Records

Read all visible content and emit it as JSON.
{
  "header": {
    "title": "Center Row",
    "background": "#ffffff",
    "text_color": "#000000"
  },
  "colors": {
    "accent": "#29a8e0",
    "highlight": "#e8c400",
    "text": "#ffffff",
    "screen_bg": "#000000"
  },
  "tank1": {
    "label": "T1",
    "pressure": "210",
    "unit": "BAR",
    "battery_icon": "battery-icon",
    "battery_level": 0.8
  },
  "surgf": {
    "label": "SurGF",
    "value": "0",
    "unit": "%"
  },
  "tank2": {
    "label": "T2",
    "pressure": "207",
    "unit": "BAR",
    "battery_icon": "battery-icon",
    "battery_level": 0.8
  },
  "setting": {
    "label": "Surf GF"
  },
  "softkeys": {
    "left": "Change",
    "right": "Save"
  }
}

_Problem statement_: Reproduce each entry word for word.

_Exercise solution_:
Read all visible content and emit it as JSON.
{
  "header": {
    "title": "Center Row",
    "background": "#ffffff",
    "text_color": "#000000"
  },
  "colors": {
    "accent": "#29a8e0",
    "highlight": "#e8c400",
    "text": "#ffffff",
    "screen_bg": "#000000"
  },
  "tank1": {
    "label": "T1",
    "pressure": "210",
    "unit": "BAR",
    "battery_icon": "battery-icon",
    "battery_level": 0.8
  },
  "surgf": {
    "label": "SurGF",
    "value": "0",
    "unit": "%"
  },
  "tank2": {
    "label": "T2",
    "pressure": "207",
    "unit": "BAR",
    "battery_icon": "battery-icon",
    "battery_level": 0.8
  },
  "setting": {
    "label": "Surf GF"
  },
  "softkeys": {
    "left": "Change",
    "right": "Save"
  }
}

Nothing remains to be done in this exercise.